Nothing in the records should be altered; retype them all exactly.

Dataset entries

________________________________________

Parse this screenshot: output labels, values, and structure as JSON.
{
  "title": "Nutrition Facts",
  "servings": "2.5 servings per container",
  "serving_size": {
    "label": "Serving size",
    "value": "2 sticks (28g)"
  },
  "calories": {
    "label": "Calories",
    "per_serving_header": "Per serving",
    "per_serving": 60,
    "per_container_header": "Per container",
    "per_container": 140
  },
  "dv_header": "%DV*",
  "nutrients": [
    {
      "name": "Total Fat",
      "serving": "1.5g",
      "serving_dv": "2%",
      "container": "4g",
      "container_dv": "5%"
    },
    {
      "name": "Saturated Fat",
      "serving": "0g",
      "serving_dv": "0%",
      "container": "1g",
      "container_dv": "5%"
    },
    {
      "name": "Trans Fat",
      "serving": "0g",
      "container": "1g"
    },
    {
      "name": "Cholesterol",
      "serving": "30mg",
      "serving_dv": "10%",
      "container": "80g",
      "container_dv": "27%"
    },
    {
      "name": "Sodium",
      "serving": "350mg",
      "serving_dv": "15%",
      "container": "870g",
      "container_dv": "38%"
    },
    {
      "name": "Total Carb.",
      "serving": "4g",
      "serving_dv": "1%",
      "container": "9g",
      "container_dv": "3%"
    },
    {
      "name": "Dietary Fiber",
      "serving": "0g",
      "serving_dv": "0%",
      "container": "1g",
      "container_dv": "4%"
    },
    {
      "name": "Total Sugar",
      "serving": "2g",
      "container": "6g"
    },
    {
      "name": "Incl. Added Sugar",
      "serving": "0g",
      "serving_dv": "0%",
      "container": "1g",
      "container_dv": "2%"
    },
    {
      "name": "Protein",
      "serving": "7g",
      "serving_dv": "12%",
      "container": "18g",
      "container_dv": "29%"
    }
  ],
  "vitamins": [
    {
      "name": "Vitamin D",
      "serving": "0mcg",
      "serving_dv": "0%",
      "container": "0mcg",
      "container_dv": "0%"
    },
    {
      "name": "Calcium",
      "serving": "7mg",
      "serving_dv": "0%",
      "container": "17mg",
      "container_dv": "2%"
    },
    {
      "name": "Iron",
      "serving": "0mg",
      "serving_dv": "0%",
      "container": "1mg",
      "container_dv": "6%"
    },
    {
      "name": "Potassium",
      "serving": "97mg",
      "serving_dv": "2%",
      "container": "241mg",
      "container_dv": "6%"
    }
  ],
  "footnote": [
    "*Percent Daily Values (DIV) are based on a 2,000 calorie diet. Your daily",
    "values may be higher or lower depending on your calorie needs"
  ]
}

________________________________________

Your response
Parse this screenshot: output labels, values, and structure as JSON.
{
  "title": "Nutrition Facts",
  "servings": "2.5 servings per container",
  "serving_size": {
    "label": "Serving size",
    "value": "2 sticks (28g)"
  },
  "calories": {
    "label": "Calories",
    "per_serving_header": "Per serving",
    "per_serving": 60,
    "per_container_header": "Per container",
    "per_container": 140
  },
  "dv_header": "%DV*",
  "nutrients": [
    {
      "name": "Total Fat",
      "serving": "1.5g",
      "serving_dv": "2%",
      "container": "4g",
      "container_dv": "5%"
    },
    {
      "name": "Saturated Fat",
      "serving": "0g",
      "serving_dv": "0%",
      "container": "1g",
      "container_dv": "5%"
    },
    {
      "name": "Trans Fat",
      "serving": "0g",
      "container": "1g"
    },
    {
      "name": "Cholesterol",
      "serving": "30mg",
      "serving_dv": "10%",
      "container": "80g",
      "container_dv": "27%"
    },
    {
      "name": "Sodium",
      "serving": "350mg",
      "serving_dv": "15%",
      "container": "870g",
      "container_dv": "38%"
    },
    {
      "name": "Total Carb.",
      "serving": "4g",
      "serving_dv": "1%",
      "container": "9g",
      "container_dv": "3%"
    },
    {
      "name": "Dietary Fiber",
      "serving": "0g",
      "serving_dv": "0%",
      "container": "1g",
      "container_dv": "4%"
    },
    {
      "name": "Total Sugar",
      "serving": "2g",
      "container": "6g"
    },
    {
      "name": "Incl. Added Sugar",
      "serving": "0g",
      "serving_dv": "0%",
      "container": "1g",
      "container_dv": "2%"
    },
    {
      "name": "Protein",
      "serving": "7g",
      "serving_dv": "12%",
      "container": "18g",
      "container_dv": "29%"
    }
  ],
  "vitamins": [
    {
      "name": "Vitamin D",
      "serving": "0mcg",
      "serving_dv": "0%",
      "container": "0mcg",
      "container_dv": "0%"
    },
    {
      "name": "Calcium",
      "serving": "7mg",
      "serving_dv": "0%",
      "container": "17mg",
      "container_dv": "2%"
    },
    {
      "name": "Iron",
      "serving": "0mg",
      "serving_dv": "0%",
      "container": "1mg",
      "container_dv": "6%"
    },
    {
      "name": "Potassium",
      "serving": "97mg",
      "serving_dv": "2%",
      "container": "241mg",
      "container_dv": "6%"
    }
  ],
  "footnote": [
    "*Percent Daily Values (DIV) are based on a 2,000 calorie diet. Your daily",
    "values may be higher or lower depending on your calorie needs"
  ]
}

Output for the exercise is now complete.